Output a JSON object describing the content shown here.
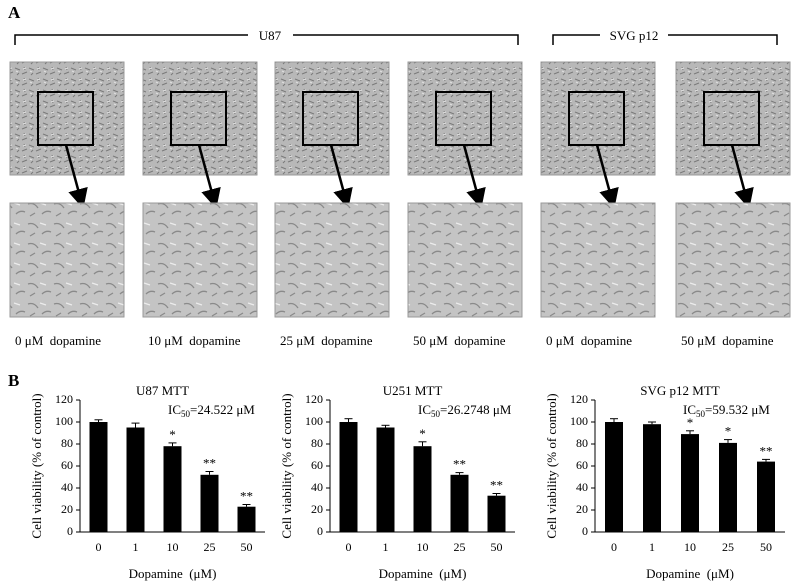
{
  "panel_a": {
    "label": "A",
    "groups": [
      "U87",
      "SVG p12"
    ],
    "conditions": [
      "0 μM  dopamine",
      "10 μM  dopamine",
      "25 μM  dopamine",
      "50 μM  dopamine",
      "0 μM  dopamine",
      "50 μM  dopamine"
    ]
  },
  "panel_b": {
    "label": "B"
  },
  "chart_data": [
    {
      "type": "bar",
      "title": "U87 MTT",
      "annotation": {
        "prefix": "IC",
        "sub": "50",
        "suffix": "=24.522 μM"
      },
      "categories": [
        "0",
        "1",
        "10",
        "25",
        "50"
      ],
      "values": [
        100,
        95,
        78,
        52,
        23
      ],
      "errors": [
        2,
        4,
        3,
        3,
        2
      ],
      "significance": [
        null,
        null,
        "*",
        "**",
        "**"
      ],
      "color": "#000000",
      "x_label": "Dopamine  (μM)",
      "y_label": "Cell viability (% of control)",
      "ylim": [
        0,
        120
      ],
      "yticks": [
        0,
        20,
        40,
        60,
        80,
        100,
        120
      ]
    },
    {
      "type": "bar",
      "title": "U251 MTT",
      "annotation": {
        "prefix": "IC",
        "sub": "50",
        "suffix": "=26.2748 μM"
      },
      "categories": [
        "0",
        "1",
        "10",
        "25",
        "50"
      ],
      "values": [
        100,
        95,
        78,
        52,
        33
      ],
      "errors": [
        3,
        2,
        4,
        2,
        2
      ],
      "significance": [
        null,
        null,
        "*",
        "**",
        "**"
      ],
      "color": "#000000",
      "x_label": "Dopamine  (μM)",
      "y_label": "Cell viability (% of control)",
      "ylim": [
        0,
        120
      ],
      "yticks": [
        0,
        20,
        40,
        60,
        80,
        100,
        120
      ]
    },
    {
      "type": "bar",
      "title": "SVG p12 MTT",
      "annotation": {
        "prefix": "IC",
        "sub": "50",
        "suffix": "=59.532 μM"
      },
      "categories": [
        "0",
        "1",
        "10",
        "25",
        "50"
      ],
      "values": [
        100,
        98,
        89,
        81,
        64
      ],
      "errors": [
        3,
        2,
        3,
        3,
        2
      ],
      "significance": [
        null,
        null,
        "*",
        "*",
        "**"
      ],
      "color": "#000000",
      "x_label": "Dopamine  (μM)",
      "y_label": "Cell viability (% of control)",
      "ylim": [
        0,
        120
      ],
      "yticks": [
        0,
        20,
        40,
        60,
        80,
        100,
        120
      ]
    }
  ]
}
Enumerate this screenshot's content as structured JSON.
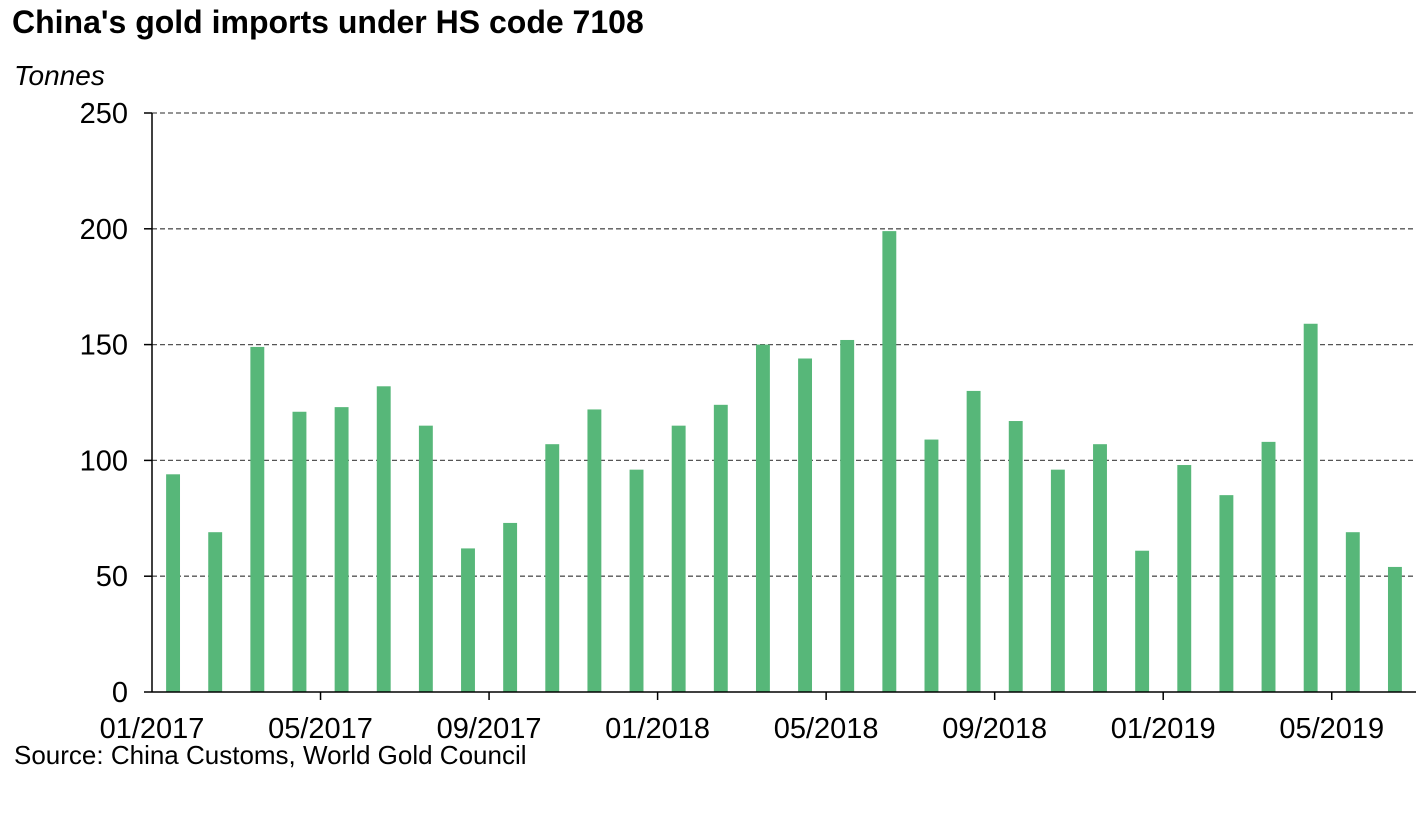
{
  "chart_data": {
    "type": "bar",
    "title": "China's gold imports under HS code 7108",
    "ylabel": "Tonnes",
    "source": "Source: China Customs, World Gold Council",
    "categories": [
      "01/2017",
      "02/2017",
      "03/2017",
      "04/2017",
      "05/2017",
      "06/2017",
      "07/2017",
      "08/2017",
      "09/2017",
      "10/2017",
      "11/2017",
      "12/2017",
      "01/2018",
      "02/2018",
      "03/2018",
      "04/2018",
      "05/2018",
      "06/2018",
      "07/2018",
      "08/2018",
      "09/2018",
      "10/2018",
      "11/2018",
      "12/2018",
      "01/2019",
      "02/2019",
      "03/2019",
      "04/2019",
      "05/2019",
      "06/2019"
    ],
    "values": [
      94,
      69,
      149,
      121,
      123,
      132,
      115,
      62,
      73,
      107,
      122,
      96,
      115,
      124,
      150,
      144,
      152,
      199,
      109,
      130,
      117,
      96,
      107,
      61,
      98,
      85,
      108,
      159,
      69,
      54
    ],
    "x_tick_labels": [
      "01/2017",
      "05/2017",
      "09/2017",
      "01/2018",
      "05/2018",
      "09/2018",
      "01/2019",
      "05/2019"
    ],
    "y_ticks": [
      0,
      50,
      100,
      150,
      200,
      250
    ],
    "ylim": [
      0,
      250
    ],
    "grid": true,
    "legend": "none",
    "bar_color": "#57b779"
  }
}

════════════════════

Reproduce each entry verbatim, excluding any embedded images.

Output a JSON object describing the content shown here.
{
  "panel_a": {
    "label": "A",
    "groups": [
      "U87",
      "SVG p12"
    ],
    "conditions": [
      "0 μM  dopamine",
      "10 μM  dopamine",
      "25 μM  dopamine",
      "50 μM  dopamine",
      "0 μM  dopamine",
      "50 μM  dopamine"
    ]
  },
  "panel_b": {
    "label": "B"
  },
  "chart_data": [
    {
      "type": "bar",
      "title": "U87 MTT",
      "annotation": {
        "prefix": "IC",
        "sub": "50",
        "suffix": "=24.522 μM"
      },
      "categories": [
        "0",
        "1",
        "10",
        "25",
        "50"
      ],
      "values": [
        100,
        95,
        78,
        52,
        23
      ],
      "errors": [
        2,
        4,
        3,
        3,
        2
      ],
      "significance": [
        null,
        null,
        "*",
        "**",
        "**"
      ],
      "color": "#000000",
      "x_label": "Dopamine  (μM)",
      "y_label": "Cell viability (% of control)",
      "ylim": [
        0,
        120
      ],
      "yticks": [
        0,
        20,
        40,
        60,
        80,
        100,
        120
      ]
    },
    {
      "type": "bar",
      "title": "U251 MTT",
      "annotation": {
        "prefix": "IC",
        "sub": "50",
        "suffix": "=26.2748 μM"
      },
      "categories": [
        "0",
        "1",
        "10",
        "25",
        "50"
      ],
      "values": [
        100,
        95,
        78,
        52,
        33
      ],
      "errors": [
        3,
        2,
        4,
        2,
        2
      ],
      "significance": [
        null,
        null,
        "*",
        "**",
        "**"
      ],
      "color": "#000000",
      "x_label": "Dopamine  (μM)",
      "y_label": "Cell viability (% of control)",
      "ylim": [
        0,
        120
      ],
      "yticks": [
        0,
        20,
        40,
        60,
        80,
        100,
        120
      ]
    },
    {
      "type": "bar",
      "title": "SVG p12 MTT",
      "annotation": {
        "prefix": "IC",
        "sub": "50",
        "suffix": "=59.532 μM"
      },
      "categories": [
        "0",
        "1",
        "10",
        "25",
        "50"
      ],
      "values": [
        100,
        98,
        89,
        81,
        64
      ],
      "errors": [
        3,
        2,
        3,
        3,
        2
      ],
      "significance": [
        null,
        null,
        "*",
        "*",
        "**"
      ],
      "color": "#000000",
      "x_label": "Dopamine  (μM)",
      "y_label": "Cell viability (% of control)",
      "ylim": [
        0,
        120
      ],
      "yticks": [
        0,
        20,
        40,
        60,
        80,
        100,
        120
      ]
    }
  ]
}
Enumerate this screenshot's content as structured JSON.
{
  "chart_data": {
    "type": "bar",
    "title": "China's gold imports under HS code 7108",
    "ylabel": "Tonnes",
    "source": "Source: China Customs, World Gold Council",
    "categories": [
      "01/2017",
      "02/2017",
      "03/2017",
      "04/2017",
      "05/2017",
      "06/2017",
      "07/2017",
      "08/2017",
      "09/2017",
      "10/2017",
      "11/2017",
      "12/2017",
      "01/2018",
      "02/2018",
      "03/2018",
      "04/2018",
      "05/2018",
      "06/2018",
      "07/2018",
      "08/2018",
      "09/2018",
      "10/2018",
      "11/2018",
      "12/2018",
      "01/2019",
      "02/2019",
      "03/2019",
      "04/2019",
      "05/2019",
      "06/2019"
    ],
    "values": [
      94,
      69,
      149,
      121,
      123,
      132,
      115,
      62,
      73,
      107,
      122,
      96,
      115,
      124,
      150,
      144,
      152,
      199,
      109,
      130,
      117,
      96,
      107,
      61,
      98,
      85,
      108,
      159,
      69,
      54
    ],
    "x_tick_labels": [
      "01/2017",
      "05/2017",
      "09/2017",
      "01/2018",
      "05/2018",
      "09/2018",
      "01/2019",
      "05/2019"
    ],
    "y_ticks": [
      0,
      50,
      100,
      150,
      200,
      250
    ],
    "ylim": [
      0,
      250
    ],
    "grid": true,
    "legend": "none",
    "bar_color": "#57b779"
  }
}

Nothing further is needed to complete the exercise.